**TASK TO COMPLETE:**
Return exactly the lines from the one bearing "What data populates" through the last, and no others. Pictures must be left out.

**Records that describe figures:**

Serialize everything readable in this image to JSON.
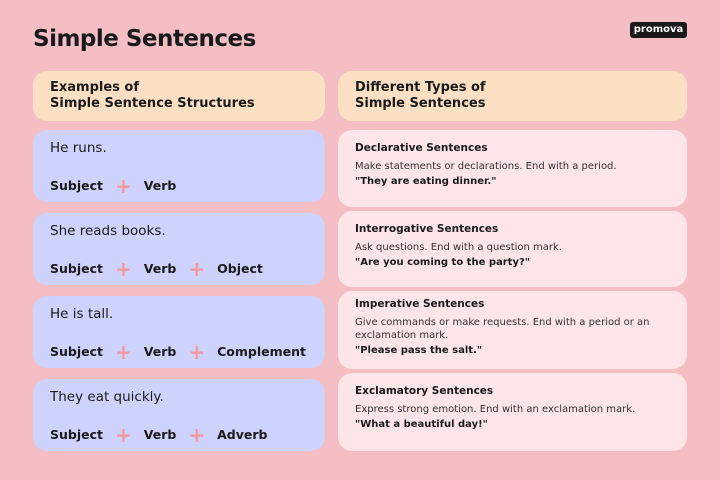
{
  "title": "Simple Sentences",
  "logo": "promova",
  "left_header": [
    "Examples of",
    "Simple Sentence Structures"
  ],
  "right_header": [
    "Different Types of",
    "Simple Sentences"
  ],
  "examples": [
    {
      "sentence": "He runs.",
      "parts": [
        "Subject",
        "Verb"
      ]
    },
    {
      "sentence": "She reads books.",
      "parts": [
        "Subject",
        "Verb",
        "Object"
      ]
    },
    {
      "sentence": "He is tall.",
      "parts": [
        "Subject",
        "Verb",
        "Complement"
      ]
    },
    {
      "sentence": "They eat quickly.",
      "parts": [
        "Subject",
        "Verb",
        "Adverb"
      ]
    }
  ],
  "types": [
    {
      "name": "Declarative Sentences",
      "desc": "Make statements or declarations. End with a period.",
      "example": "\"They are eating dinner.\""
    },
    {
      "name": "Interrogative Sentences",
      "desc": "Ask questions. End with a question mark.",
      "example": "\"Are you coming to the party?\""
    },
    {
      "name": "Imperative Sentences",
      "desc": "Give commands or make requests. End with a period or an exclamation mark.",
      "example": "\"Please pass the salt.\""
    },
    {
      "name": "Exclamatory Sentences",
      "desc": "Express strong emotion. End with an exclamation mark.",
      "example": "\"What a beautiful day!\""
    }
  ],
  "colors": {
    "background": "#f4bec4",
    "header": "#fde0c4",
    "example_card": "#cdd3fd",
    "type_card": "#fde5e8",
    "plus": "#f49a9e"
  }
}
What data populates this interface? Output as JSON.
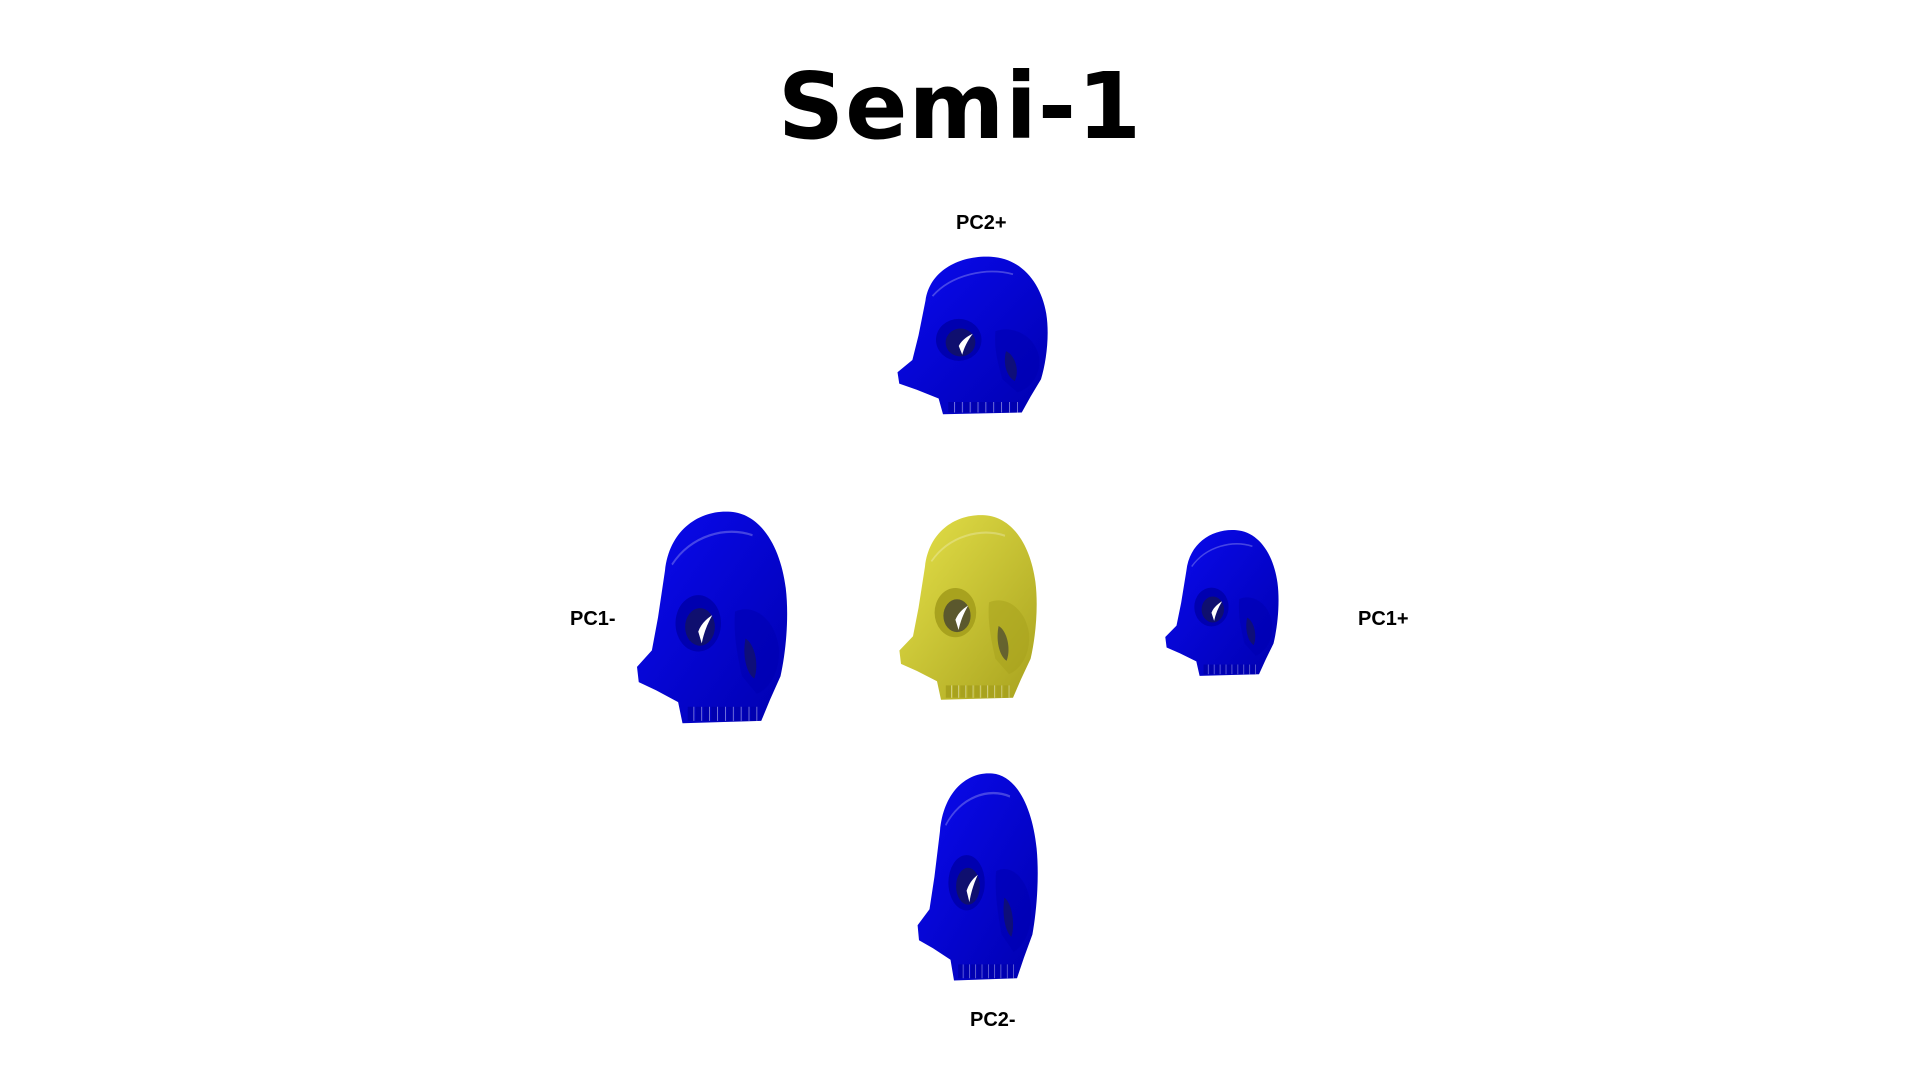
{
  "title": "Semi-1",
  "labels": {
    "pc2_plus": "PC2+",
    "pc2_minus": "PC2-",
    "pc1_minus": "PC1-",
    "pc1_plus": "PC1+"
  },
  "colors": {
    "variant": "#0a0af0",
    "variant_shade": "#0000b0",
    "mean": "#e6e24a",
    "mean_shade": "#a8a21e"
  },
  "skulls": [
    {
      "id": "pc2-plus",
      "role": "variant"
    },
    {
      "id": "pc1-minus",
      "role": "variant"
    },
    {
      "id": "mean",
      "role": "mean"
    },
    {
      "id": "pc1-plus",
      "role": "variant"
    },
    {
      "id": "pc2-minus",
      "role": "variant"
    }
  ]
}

**RESPONSE FOR THIS EXERCISE:**
What data populates this interface? Output as JSON.
{
  "title": "Semi-1",
  "labels": {
    "pc2_plus": "PC2+",
    "pc2_minus": "PC2-",
    "pc1_minus": "PC1-",
    "pc1_plus": "PC1+"
  },
  "colors": {
    "variant": "#0a0af0",
    "variant_shade": "#0000b0",
    "mean": "#e6e24a",
    "mean_shade": "#a8a21e"
  },
  "skulls": [
    {
      "id": "pc2-plus",
      "role": "variant"
    },
    {
      "id": "pc1-minus",
      "role": "variant"
    },
    {
      "id": "mean",
      "role": "mean"
    },
    {
      "id": "pc1-plus",
      "role": "variant"
    },
    {
      "id": "pc2-minus",
      "role": "variant"
    }
  ]
}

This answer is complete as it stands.